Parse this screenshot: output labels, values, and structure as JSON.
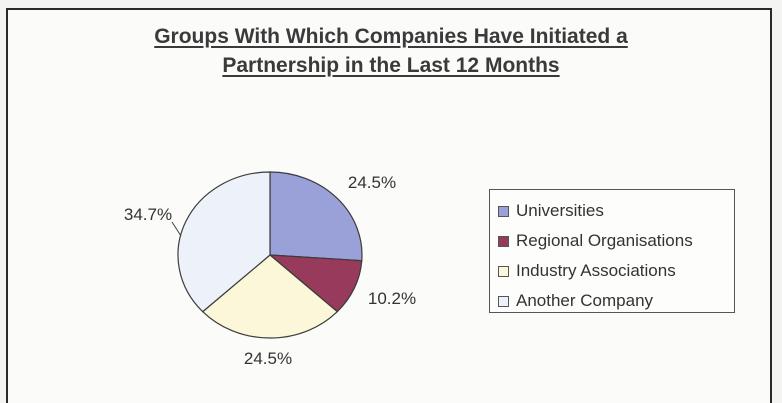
{
  "chart_data": {
    "type": "pie",
    "title_line1": "Groups With Which Companies Have Initiated a",
    "title_line2": "Partnership in the Last 12 Months",
    "legend_position": "right",
    "slices": [
      {
        "label": "Universities",
        "value": 24.5,
        "value_label": "24.5%",
        "color": "#9aa0d8"
      },
      {
        "label": "Regional Organisations",
        "value": 10.2,
        "value_label": "10.2%",
        "color": "#973a5c"
      },
      {
        "label": "Industry Associations",
        "value": 24.5,
        "value_label": "24.5%",
        "color": "#fbf7d8"
      },
      {
        "label": "Another Company",
        "value": 34.7,
        "value_label": "34.7%",
        "color": "#ecf1fa"
      }
    ]
  }
}
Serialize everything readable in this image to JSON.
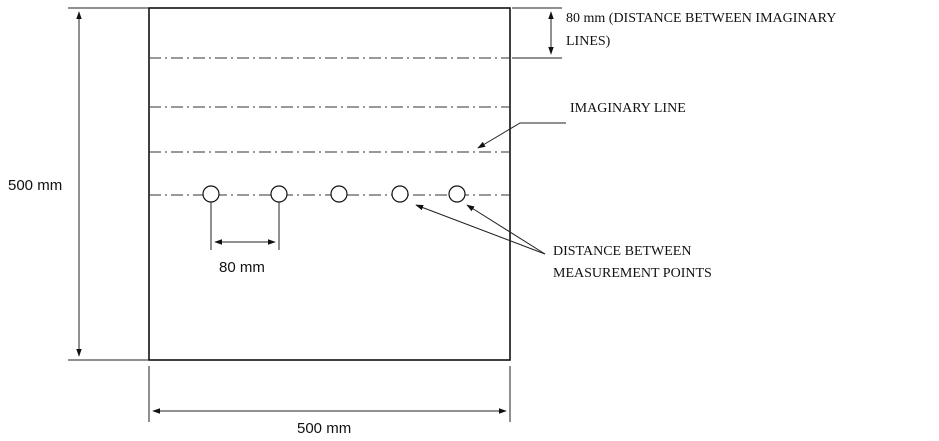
{
  "dimensions": {
    "height_label": "500 mm",
    "width_label": "500 mm",
    "point_spacing_label": "80 mm"
  },
  "annotations": {
    "line_spacing_line1": "80 mm (DISTANCE BETWEEN IMAGINARY",
    "line_spacing_line2": "LINES)",
    "imaginary_line": "IMAGINARY LINE",
    "measurement_points_line1": "DISTANCE BETWEEN",
    "measurement_points_line2": "MEASUREMENT POINTS"
  },
  "measurement_points_count": 5,
  "imaginary_lines_count": 4
}
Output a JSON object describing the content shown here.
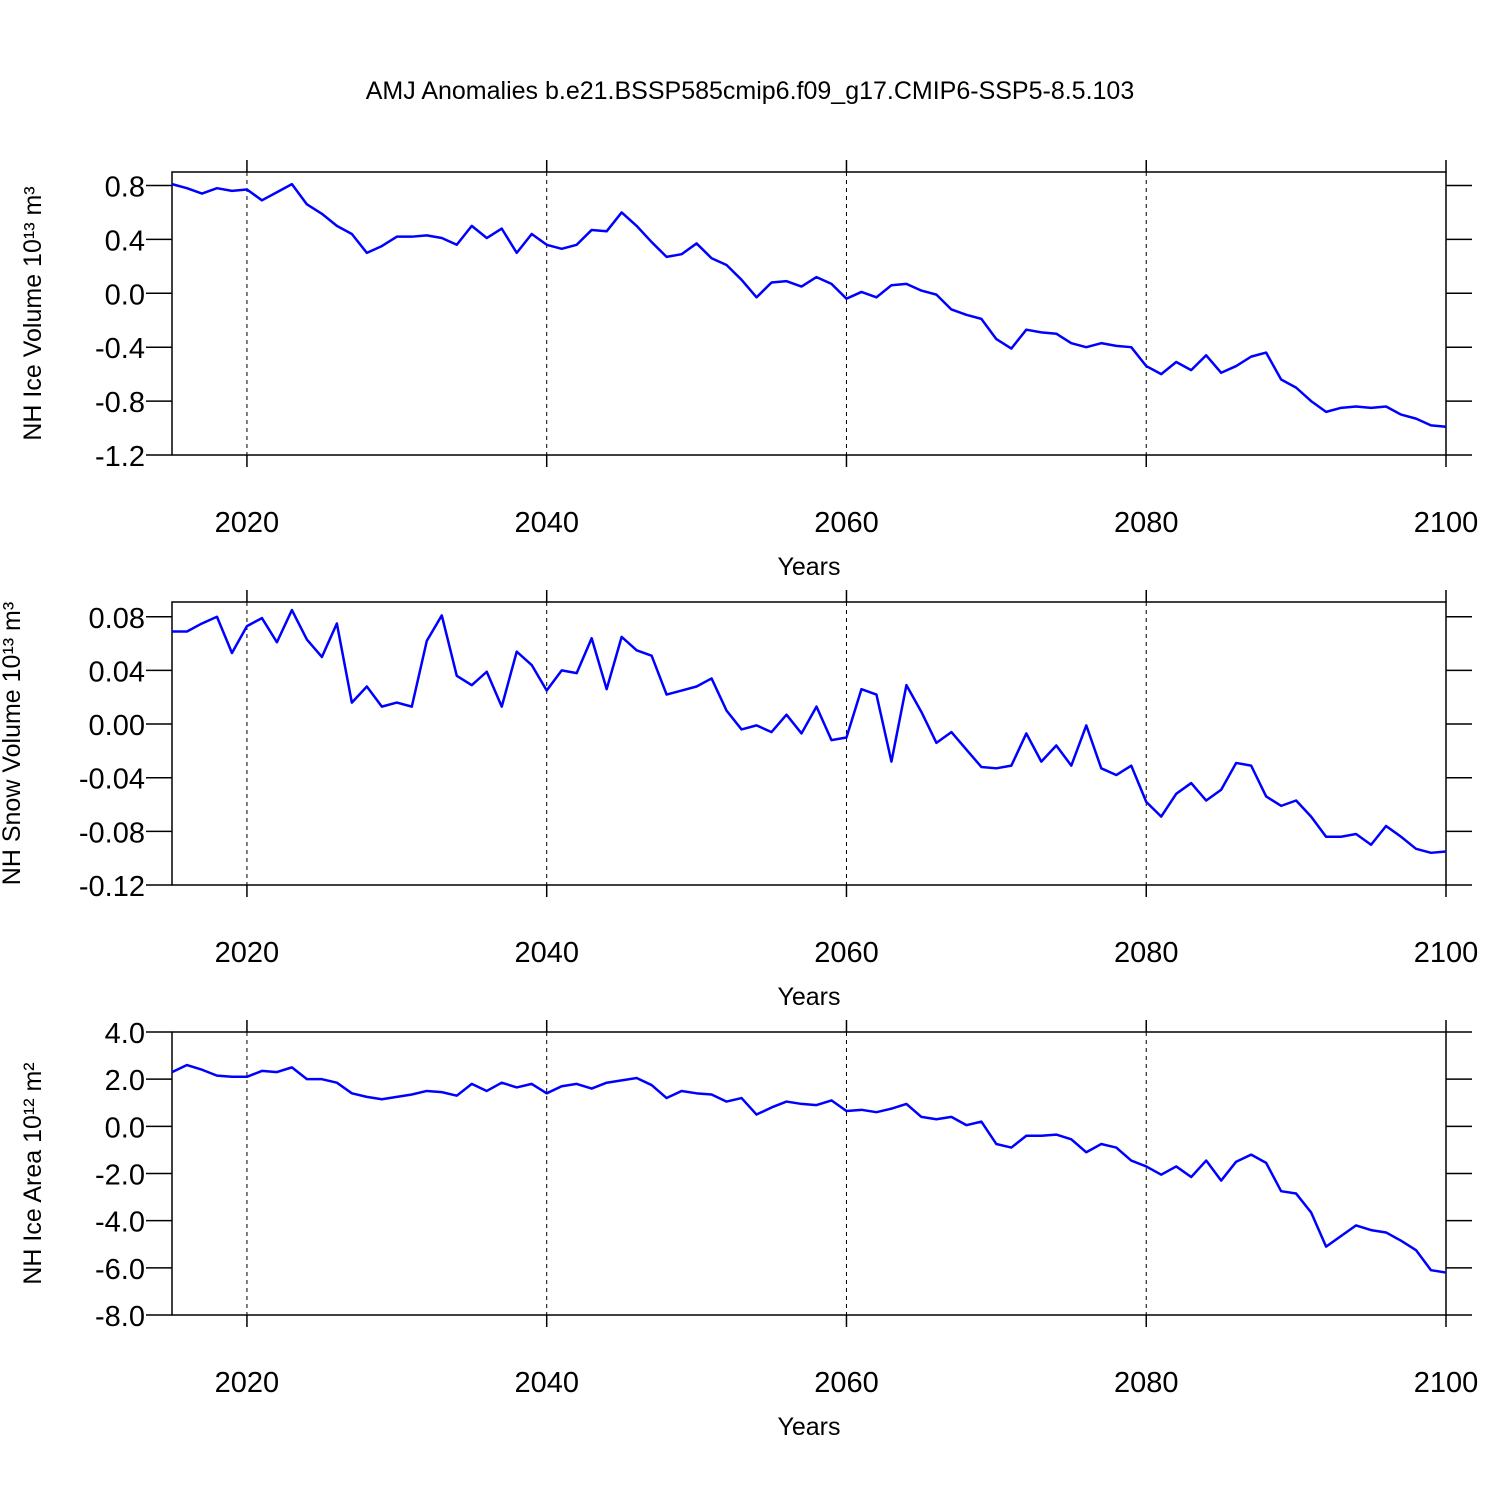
{
  "chart_data": [
    {
      "type": "line",
      "title": "AMJ Anomalies b.e21.BSSP585cmip6.f09_g17.CMIP6-SSP5-8.5.103",
      "xlabel": "Years",
      "ylabel": "NH Ice Volume 10¹³ m³",
      "color": "#0000ff",
      "xgrid": true,
      "xlim": [
        2015,
        2100
      ],
      "xticks": [
        2020,
        2040,
        2060,
        2080,
        2100
      ],
      "ylim": [
        -1.2,
        0.9
      ],
      "yticks": [
        -1.2,
        -0.8,
        -0.4,
        {
          "value": 0,
          "label": "0.0"
        },
        0.4,
        0.8
      ],
      "x": [
        2015,
        2016,
        2017,
        2018,
        2019,
        2020,
        2021,
        2022,
        2023,
        2024,
        2025,
        2026,
        2027,
        2028,
        2029,
        2030,
        2031,
        2032,
        2033,
        2034,
        2035,
        2036,
        2037,
        2038,
        2039,
        2040,
        2041,
        2042,
        2043,
        2044,
        2045,
        2046,
        2047,
        2048,
        2049,
        2050,
        2051,
        2052,
        2053,
        2054,
        2055,
        2056,
        2057,
        2058,
        2059,
        2060,
        2061,
        2062,
        2063,
        2064,
        2065,
        2066,
        2067,
        2068,
        2069,
        2070,
        2071,
        2072,
        2073,
        2074,
        2075,
        2076,
        2077,
        2078,
        2079,
        2080,
        2081,
        2082,
        2083,
        2084,
        2085,
        2086,
        2087,
        2088,
        2089,
        2090,
        2091,
        2092,
        2093,
        2094,
        2095,
        2096,
        2097,
        2098,
        2099,
        2100
      ],
      "values": [
        0.81,
        0.78,
        0.74,
        0.78,
        0.76,
        0.77,
        0.69,
        0.75,
        0.81,
        0.66,
        0.59,
        0.5,
        0.44,
        0.3,
        0.35,
        0.42,
        0.42,
        0.43,
        0.41,
        0.36,
        0.5,
        0.41,
        0.48,
        0.3,
        0.44,
        0.36,
        0.33,
        0.36,
        0.47,
        0.46,
        0.6,
        0.5,
        0.38,
        0.27,
        0.29,
        0.37,
        0.26,
        0.21,
        0.1,
        -0.03,
        0.08,
        0.09,
        0.05,
        0.12,
        0.07,
        -0.04,
        0.01,
        -0.03,
        0.06,
        0.07,
        0.02,
        -0.01,
        -0.12,
        -0.16,
        -0.19,
        -0.34,
        -0.41,
        -0.27,
        -0.29,
        -0.3,
        -0.37,
        -0.4,
        -0.37,
        -0.39,
        -0.4,
        -0.54,
        -0.6,
        -0.51,
        -0.57,
        -0.46,
        -0.59,
        -0.54,
        -0.47,
        -0.44,
        -0.64,
        -0.7,
        -0.8,
        -0.88,
        -0.85,
        -0.84,
        -0.85,
        -0.84,
        -0.9,
        -0.93,
        -0.98,
        -0.99
      ]
    },
    {
      "type": "line",
      "xlabel": "Years",
      "ylabel": "NH Snow Volume 10¹³ m³",
      "color": "#0000ff",
      "xgrid": true,
      "xlim": [
        2015,
        2100
      ],
      "xticks": [
        2020,
        2040,
        2060,
        2080,
        2100
      ],
      "ylim": [
        -0.12,
        0.091
      ],
      "yticks": [
        -0.12,
        -0.08,
        -0.04,
        {
          "value": 0,
          "label": "0.00"
        },
        0.04,
        0.08
      ],
      "x": [
        2015,
        2016,
        2017,
        2018,
        2019,
        2020,
        2021,
        2022,
        2023,
        2024,
        2025,
        2026,
        2027,
        2028,
        2029,
        2030,
        2031,
        2032,
        2033,
        2034,
        2035,
        2036,
        2037,
        2038,
        2039,
        2040,
        2041,
        2042,
        2043,
        2044,
        2045,
        2046,
        2047,
        2048,
        2049,
        2050,
        2051,
        2052,
        2053,
        2054,
        2055,
        2056,
        2057,
        2058,
        2059,
        2060,
        2061,
        2062,
        2063,
        2064,
        2065,
        2066,
        2067,
        2068,
        2069,
        2070,
        2071,
        2072,
        2073,
        2074,
        2075,
        2076,
        2077,
        2078,
        2079,
        2080,
        2081,
        2082,
        2083,
        2084,
        2085,
        2086,
        2087,
        2088,
        2089,
        2090,
        2091,
        2092,
        2093,
        2094,
        2095,
        2096,
        2097,
        2098,
        2099,
        2100
      ],
      "values": [
        0.069,
        0.069,
        0.075,
        0.08,
        0.053,
        0.073,
        0.079,
        0.061,
        0.085,
        0.063,
        0.05,
        0.075,
        0.016,
        0.028,
        0.013,
        0.016,
        0.013,
        0.062,
        0.081,
        0.036,
        0.029,
        0.039,
        0.013,
        0.054,
        0.044,
        0.025,
        0.04,
        0.038,
        0.064,
        0.026,
        0.065,
        0.055,
        0.051,
        0.022,
        0.025,
        0.028,
        0.034,
        0.01,
        -0.004,
        -0.001,
        -0.006,
        0.007,
        -0.007,
        0.013,
        -0.012,
        -0.01,
        0.026,
        0.022,
        -0.028,
        0.029,
        0.009,
        -0.014,
        -0.006,
        -0.019,
        -0.032,
        -0.033,
        -0.031,
        -0.007,
        -0.028,
        -0.016,
        -0.031,
        -0.001,
        -0.033,
        -0.038,
        -0.031,
        -0.058,
        -0.069,
        -0.052,
        -0.044,
        -0.057,
        -0.049,
        -0.029,
        -0.031,
        -0.054,
        -0.061,
        -0.057,
        -0.069,
        -0.084,
        -0.084,
        -0.082,
        -0.09,
        -0.076,
        -0.084,
        -0.093,
        -0.096,
        -0.095
      ]
    },
    {
      "type": "line",
      "xlabel": "Years",
      "ylabel": "NH Ice Area 10¹² m²",
      "color": "#0000ff",
      "xgrid": true,
      "xlim": [
        2015,
        2100
      ],
      "xticks": [
        2020,
        2040,
        2060,
        2080,
        2100
      ],
      "ylim": [
        -8,
        4
      ],
      "yticks": [
        {
          "value": -8,
          "label": "-8.0"
        },
        {
          "value": -6,
          "label": "-6.0"
        },
        {
          "value": -4,
          "label": "-4.0"
        },
        {
          "value": -2,
          "label": "-2.0"
        },
        {
          "value": 0,
          "label": "0.0"
        },
        {
          "value": 2,
          "label": "2.0"
        },
        {
          "value": 4,
          "label": "4.0"
        }
      ],
      "x": [
        2015,
        2016,
        2017,
        2018,
        2019,
        2020,
        2021,
        2022,
        2023,
        2024,
        2025,
        2026,
        2027,
        2028,
        2029,
        2030,
        2031,
        2032,
        2033,
        2034,
        2035,
        2036,
        2037,
        2038,
        2039,
        2040,
        2041,
        2042,
        2043,
        2044,
        2045,
        2046,
        2047,
        2048,
        2049,
        2050,
        2051,
        2052,
        2053,
        2054,
        2055,
        2056,
        2057,
        2058,
        2059,
        2060,
        2061,
        2062,
        2063,
        2064,
        2065,
        2066,
        2067,
        2068,
        2069,
        2070,
        2071,
        2072,
        2073,
        2074,
        2075,
        2076,
        2077,
        2078,
        2079,
        2080,
        2081,
        2082,
        2083,
        2084,
        2085,
        2086,
        2087,
        2088,
        2089,
        2090,
        2091,
        2092,
        2093,
        2094,
        2095,
        2096,
        2097,
        2098,
        2099,
        2100
      ],
      "values": [
        2.3,
        2.6,
        2.4,
        2.15,
        2.1,
        2.1,
        2.35,
        2.3,
        2.5,
        2.0,
        2.0,
        1.85,
        1.4,
        1.25,
        1.15,
        1.25,
        1.35,
        1.5,
        1.45,
        1.3,
        1.8,
        1.5,
        1.85,
        1.65,
        1.8,
        1.4,
        1.7,
        1.8,
        1.6,
        1.85,
        1.95,
        2.05,
        1.75,
        1.2,
        1.5,
        1.4,
        1.35,
        1.05,
        1.2,
        0.5,
        0.8,
        1.05,
        0.95,
        0.9,
        1.1,
        0.65,
        0.7,
        0.6,
        0.75,
        0.95,
        0.4,
        0.3,
        0.4,
        0.05,
        0.2,
        -0.75,
        -0.9,
        -0.4,
        -0.4,
        -0.35,
        -0.55,
        -1.1,
        -0.75,
        -0.9,
        -1.45,
        -1.7,
        -2.05,
        -1.7,
        -2.15,
        -1.45,
        -2.3,
        -1.5,
        -1.2,
        -1.55,
        -2.75,
        -2.85,
        -3.65,
        -5.1,
        -4.65,
        -4.2,
        -4.4,
        -4.5,
        -4.85,
        -5.25,
        -6.1,
        -6.2
      ]
    }
  ]
}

====

INSTRUCTIONS TO FOLLOW. What is the number of lines containing "DISTANCE"? Give that number only.

FINAL ANSWER. 2